How many of the lines below contain "color"? Answer with that number alone.

— START RECORDS SUPPLIED —

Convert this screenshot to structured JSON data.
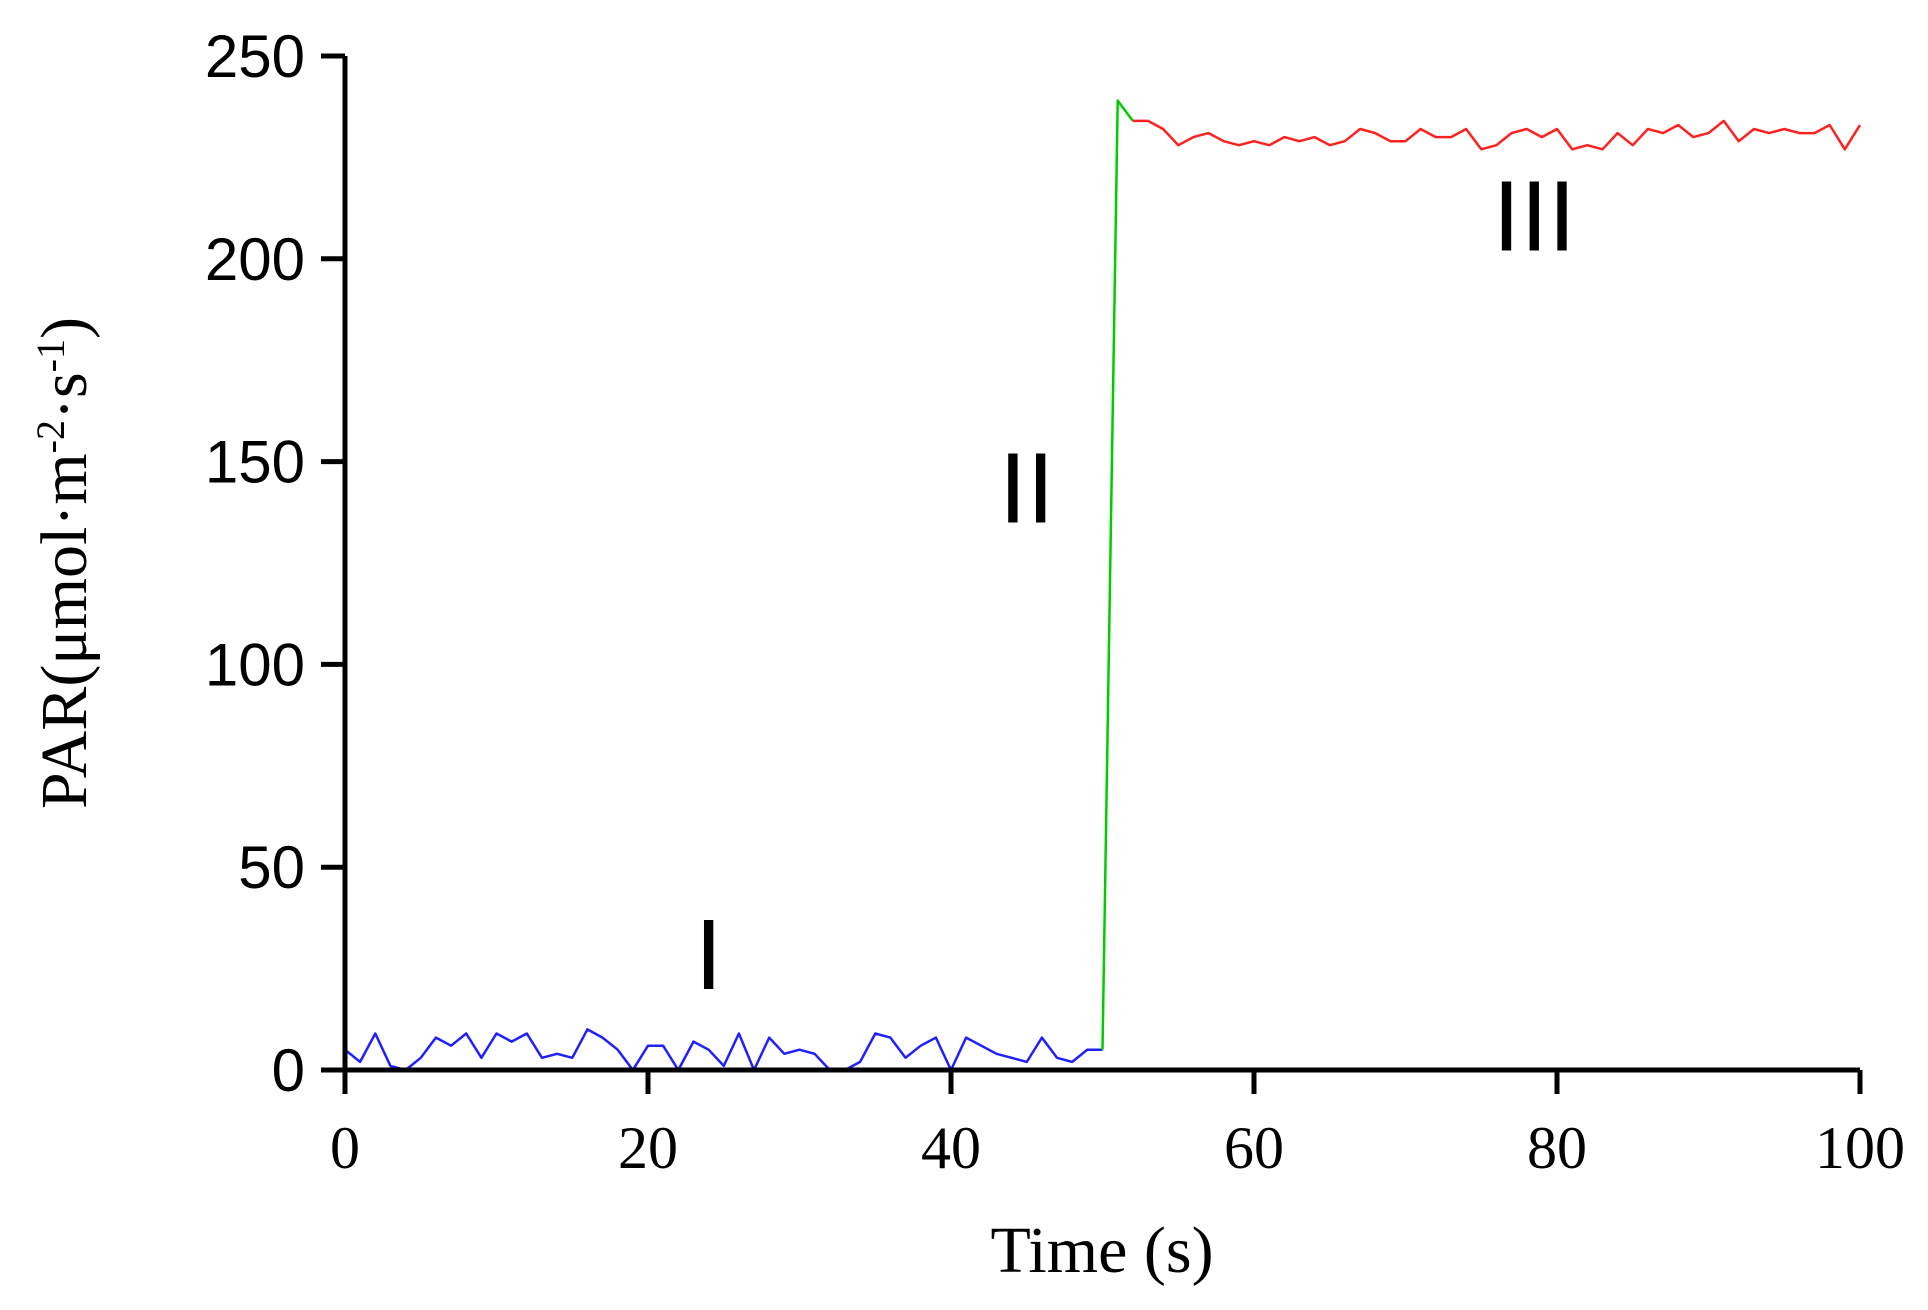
{
  "chart_data": {
    "type": "line",
    "title": "",
    "xlabel": "Time (s)",
    "ylabel_main": "PAR(μmol·m",
    "ylabel_sup1": "-2",
    "ylabel_mid": "·s",
    "ylabel_sup2": "-1",
    "ylabel_end": ")",
    "xlim": [
      0,
      100
    ],
    "ylim": [
      0,
      250
    ],
    "xticks": [
      0,
      20,
      40,
      60,
      80,
      100
    ],
    "yticks": [
      0,
      50,
      100,
      150,
      200,
      250
    ],
    "grid": false,
    "annotations": [
      {
        "text": "I",
        "x": 24,
        "y": 20
      },
      {
        "text": "II",
        "x": 45,
        "y": 135
      },
      {
        "text": "III",
        "x": 78.5,
        "y": 202
      }
    ],
    "series": [
      {
        "color": "#2020ff",
        "x": [
          0,
          1,
          2,
          3,
          4,
          5,
          6,
          7,
          8,
          9,
          10,
          11,
          12,
          13,
          14,
          15,
          16,
          17,
          18,
          19,
          20,
          21,
          22,
          23,
          24,
          25,
          26,
          27,
          28,
          29,
          30,
          31,
          32,
          33,
          34,
          35,
          36,
          37,
          38,
          39,
          40,
          41,
          42,
          43,
          44,
          45,
          46,
          47,
          48,
          49,
          50
        ],
        "y": [
          5,
          2,
          9,
          1,
          0,
          3,
          8,
          6,
          9,
          3,
          9,
          7,
          9,
          3,
          4,
          3,
          10,
          8,
          5,
          0,
          6,
          6,
          0,
          7,
          5,
          1,
          9,
          0,
          8,
          4,
          5,
          4,
          0,
          0,
          2,
          9,
          8,
          3,
          6,
          8,
          0,
          8,
          6,
          4,
          3,
          2,
          8,
          3,
          2,
          5,
          5
        ]
      },
      {
        "color": "#00cc00",
        "x": [
          50,
          51,
          52
        ],
        "y": [
          5,
          239,
          234
        ]
      },
      {
        "color": "#ff2020",
        "x": [
          52,
          53,
          54,
          55,
          56,
          57,
          58,
          59,
          60,
          61,
          62,
          63,
          64,
          65,
          66,
          67,
          68,
          69,
          70,
          71,
          72,
          73,
          74,
          75,
          76,
          77,
          78,
          79,
          80,
          81,
          82,
          83,
          84,
          85,
          86,
          87,
          88,
          89,
          90,
          91,
          92,
          93,
          94,
          95,
          96,
          97,
          98,
          99,
          100
        ],
        "y": [
          234,
          234,
          232,
          228,
          230,
          231,
          229,
          228,
          229,
          228,
          230,
          229,
          230,
          228,
          229,
          232,
          231,
          229,
          229,
          232,
          230,
          230,
          232,
          227,
          228,
          231,
          232,
          230,
          232,
          227,
          228,
          227,
          231,
          228,
          232,
          231,
          233,
          230,
          231,
          234,
          229,
          232,
          231,
          232,
          231,
          231,
          233,
          227,
          233
        ]
      }
    ]
  }
}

— END RECORDS SUPPLIED —

SOLVED EXERCISE: 3